> _Exercise details_: Each line that holds the word "this" counts once. Give the total number of such lines and nothing else.

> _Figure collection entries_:

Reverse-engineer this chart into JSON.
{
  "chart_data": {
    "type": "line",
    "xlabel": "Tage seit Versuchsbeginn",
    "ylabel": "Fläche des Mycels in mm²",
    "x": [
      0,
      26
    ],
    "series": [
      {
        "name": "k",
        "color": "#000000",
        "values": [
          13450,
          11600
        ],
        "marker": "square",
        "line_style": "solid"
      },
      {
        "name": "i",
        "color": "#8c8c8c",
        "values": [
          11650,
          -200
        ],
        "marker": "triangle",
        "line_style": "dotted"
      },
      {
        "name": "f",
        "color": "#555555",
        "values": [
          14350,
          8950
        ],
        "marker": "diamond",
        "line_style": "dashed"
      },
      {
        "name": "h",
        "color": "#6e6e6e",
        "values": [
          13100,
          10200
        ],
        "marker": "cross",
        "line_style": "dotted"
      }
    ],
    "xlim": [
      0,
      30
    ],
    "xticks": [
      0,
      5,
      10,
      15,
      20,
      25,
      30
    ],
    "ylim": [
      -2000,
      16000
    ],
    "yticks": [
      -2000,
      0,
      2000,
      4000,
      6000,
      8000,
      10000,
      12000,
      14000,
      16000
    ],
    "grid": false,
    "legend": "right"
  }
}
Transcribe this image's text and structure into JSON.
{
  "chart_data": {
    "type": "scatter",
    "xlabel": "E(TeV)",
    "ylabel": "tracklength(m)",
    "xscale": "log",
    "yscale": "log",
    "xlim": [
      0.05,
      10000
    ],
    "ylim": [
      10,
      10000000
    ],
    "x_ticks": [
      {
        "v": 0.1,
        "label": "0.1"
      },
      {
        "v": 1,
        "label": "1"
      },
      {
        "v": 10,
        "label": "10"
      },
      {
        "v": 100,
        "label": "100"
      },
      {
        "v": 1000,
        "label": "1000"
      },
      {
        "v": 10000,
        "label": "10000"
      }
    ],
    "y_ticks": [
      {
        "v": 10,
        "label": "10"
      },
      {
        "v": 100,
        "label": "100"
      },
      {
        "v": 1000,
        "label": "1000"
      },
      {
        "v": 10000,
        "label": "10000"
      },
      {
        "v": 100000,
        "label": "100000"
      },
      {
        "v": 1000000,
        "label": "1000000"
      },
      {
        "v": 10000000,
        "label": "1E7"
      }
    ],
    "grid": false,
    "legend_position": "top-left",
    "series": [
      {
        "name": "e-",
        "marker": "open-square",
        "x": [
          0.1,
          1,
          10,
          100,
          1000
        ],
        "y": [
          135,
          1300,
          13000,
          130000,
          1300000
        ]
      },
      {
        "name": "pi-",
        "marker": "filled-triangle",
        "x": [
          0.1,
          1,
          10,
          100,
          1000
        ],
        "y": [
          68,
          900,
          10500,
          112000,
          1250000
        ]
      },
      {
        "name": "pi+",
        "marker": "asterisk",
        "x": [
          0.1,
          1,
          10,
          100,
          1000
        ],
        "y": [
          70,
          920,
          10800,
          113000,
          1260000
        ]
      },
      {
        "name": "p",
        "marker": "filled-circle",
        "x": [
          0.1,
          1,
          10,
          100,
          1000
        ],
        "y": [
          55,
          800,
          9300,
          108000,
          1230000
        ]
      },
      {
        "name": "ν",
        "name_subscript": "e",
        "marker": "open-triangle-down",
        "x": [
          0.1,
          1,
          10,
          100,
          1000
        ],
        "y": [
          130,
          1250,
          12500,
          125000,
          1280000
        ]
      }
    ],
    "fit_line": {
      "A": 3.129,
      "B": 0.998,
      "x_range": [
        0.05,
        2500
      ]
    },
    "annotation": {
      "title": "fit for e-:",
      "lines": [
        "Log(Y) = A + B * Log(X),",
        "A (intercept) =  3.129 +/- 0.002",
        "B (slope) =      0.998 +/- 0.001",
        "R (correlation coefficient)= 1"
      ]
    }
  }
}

==

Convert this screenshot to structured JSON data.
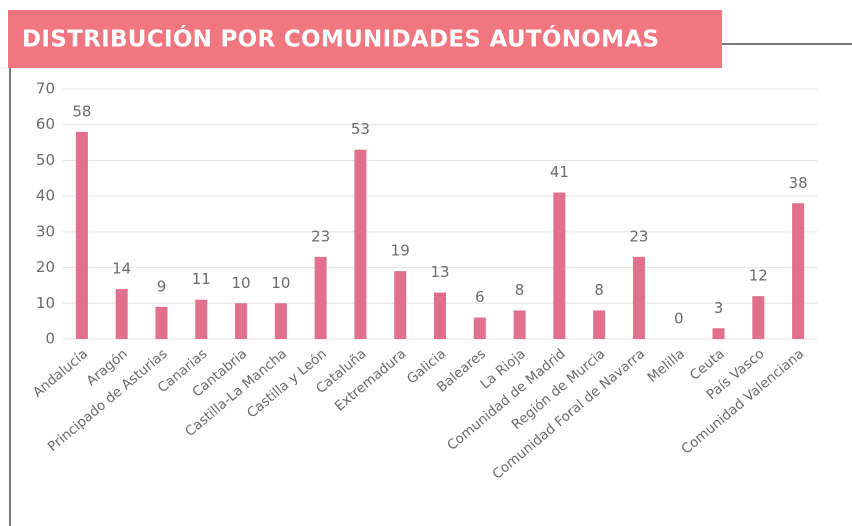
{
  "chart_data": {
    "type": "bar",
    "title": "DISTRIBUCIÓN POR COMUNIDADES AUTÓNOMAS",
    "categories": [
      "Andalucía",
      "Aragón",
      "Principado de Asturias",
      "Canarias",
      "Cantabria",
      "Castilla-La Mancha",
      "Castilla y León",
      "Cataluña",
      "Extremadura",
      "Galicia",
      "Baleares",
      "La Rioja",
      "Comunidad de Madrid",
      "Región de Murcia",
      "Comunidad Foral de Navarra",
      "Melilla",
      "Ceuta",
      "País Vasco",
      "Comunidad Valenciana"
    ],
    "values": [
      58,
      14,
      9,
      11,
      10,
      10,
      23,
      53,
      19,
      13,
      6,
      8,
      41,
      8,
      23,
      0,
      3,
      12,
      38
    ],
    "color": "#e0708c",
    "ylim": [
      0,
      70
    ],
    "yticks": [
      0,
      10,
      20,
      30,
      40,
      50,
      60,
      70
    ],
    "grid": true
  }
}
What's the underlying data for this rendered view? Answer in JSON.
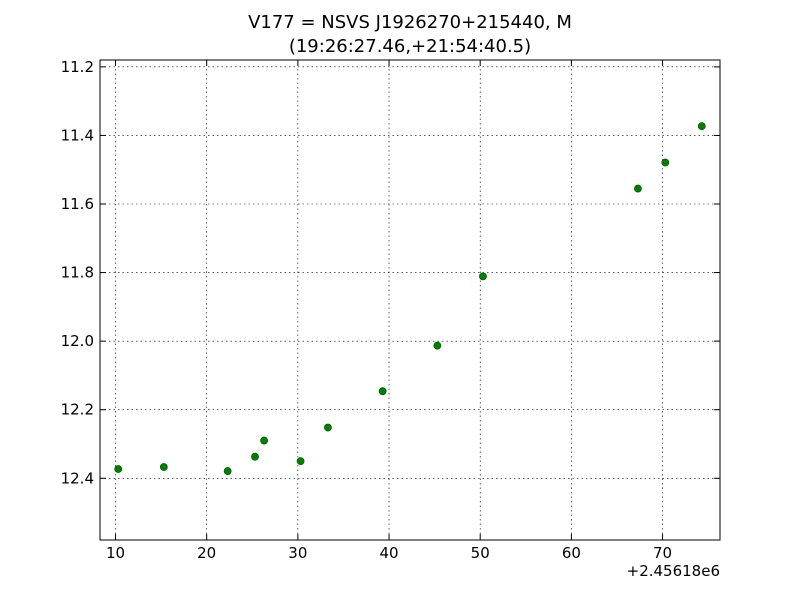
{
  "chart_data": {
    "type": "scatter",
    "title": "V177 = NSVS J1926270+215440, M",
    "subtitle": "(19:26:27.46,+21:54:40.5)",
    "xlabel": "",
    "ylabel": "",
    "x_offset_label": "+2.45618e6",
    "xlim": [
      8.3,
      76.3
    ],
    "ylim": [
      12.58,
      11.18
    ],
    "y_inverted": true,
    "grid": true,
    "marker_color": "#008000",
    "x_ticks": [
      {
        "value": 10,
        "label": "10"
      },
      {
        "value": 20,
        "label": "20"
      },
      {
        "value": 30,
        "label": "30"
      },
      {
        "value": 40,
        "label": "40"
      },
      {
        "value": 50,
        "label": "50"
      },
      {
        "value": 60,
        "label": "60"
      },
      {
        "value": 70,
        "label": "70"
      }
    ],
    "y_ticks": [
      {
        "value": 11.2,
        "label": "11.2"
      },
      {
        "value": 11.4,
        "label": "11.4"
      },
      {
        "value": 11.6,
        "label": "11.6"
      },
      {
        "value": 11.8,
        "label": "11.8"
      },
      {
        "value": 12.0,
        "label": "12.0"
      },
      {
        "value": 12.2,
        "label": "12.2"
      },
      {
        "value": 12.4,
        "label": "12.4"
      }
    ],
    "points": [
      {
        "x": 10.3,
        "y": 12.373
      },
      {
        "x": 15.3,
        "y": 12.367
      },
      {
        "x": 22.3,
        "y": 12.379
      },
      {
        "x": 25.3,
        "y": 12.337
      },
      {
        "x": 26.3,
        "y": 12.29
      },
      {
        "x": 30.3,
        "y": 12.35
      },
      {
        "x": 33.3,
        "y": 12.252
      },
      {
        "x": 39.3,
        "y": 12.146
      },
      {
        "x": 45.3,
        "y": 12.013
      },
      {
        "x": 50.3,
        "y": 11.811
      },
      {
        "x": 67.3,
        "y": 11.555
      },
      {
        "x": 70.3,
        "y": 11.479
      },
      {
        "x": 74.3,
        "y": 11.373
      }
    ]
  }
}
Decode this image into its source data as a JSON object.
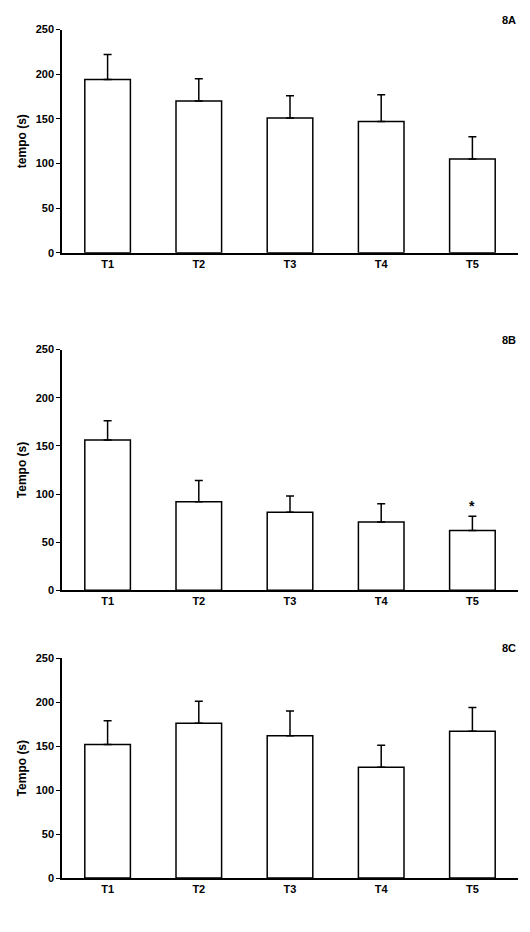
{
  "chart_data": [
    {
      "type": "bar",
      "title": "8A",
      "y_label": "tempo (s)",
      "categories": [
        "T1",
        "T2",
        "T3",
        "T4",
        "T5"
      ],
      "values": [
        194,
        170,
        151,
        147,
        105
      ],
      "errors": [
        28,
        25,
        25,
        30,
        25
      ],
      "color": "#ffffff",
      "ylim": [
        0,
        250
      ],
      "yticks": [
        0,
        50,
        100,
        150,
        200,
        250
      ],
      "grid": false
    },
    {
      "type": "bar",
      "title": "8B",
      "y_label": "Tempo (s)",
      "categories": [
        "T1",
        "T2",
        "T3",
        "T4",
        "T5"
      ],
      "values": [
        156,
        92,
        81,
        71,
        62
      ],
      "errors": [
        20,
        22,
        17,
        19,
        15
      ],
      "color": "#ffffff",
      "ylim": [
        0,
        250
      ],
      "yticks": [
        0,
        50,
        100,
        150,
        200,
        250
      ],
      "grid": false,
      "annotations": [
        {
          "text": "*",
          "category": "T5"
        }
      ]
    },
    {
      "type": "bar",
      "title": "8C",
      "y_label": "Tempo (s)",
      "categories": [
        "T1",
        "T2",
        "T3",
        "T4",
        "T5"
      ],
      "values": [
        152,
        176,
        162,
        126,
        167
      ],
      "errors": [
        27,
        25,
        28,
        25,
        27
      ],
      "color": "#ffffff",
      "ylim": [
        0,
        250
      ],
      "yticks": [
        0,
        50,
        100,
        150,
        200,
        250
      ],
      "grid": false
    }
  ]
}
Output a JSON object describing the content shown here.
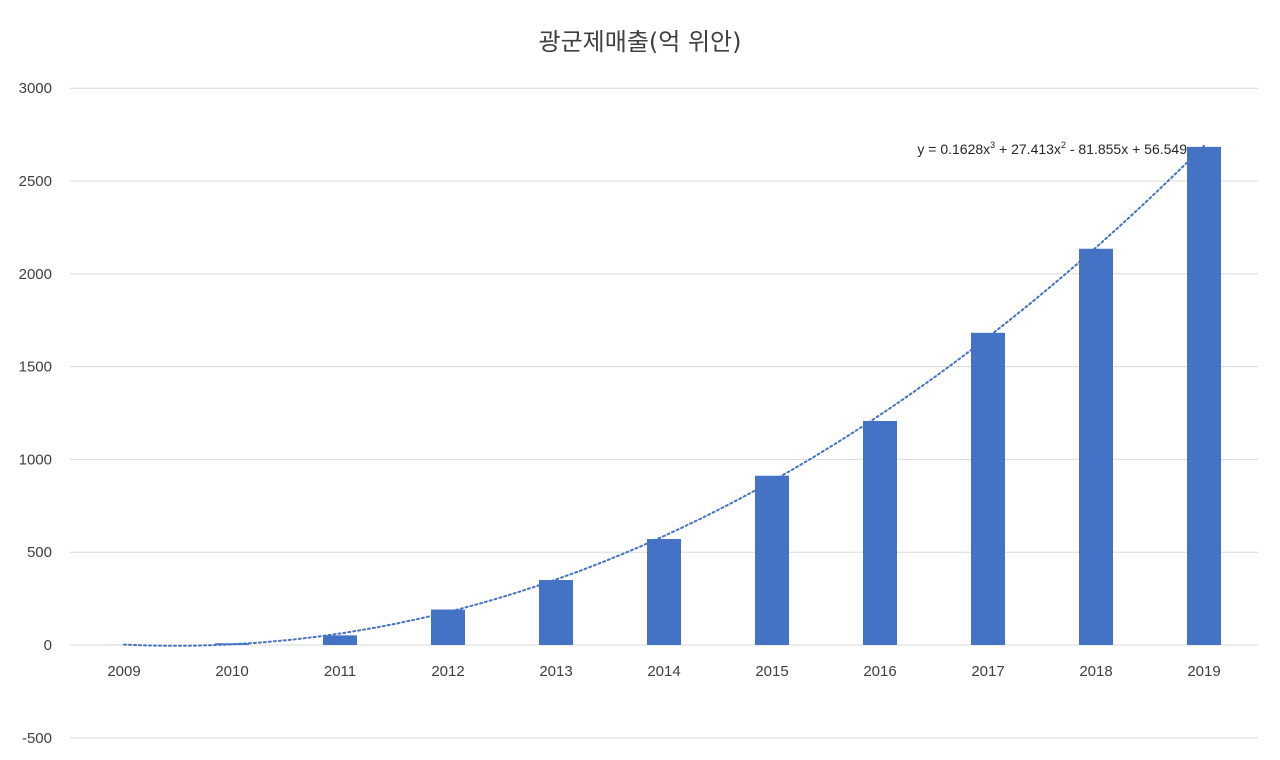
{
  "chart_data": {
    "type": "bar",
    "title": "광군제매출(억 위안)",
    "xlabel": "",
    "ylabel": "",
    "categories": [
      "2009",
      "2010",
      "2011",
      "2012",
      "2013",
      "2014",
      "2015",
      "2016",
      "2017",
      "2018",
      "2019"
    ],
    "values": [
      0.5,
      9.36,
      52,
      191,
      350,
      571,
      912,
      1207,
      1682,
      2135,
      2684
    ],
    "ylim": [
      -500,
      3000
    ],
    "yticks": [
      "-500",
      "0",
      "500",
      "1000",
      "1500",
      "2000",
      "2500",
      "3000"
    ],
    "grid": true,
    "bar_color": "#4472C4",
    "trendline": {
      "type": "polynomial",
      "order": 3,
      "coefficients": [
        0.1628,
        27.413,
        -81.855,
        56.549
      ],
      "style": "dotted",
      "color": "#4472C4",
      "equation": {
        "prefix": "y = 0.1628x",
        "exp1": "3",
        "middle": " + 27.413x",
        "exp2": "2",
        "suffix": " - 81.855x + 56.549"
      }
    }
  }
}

> _Result below_: 5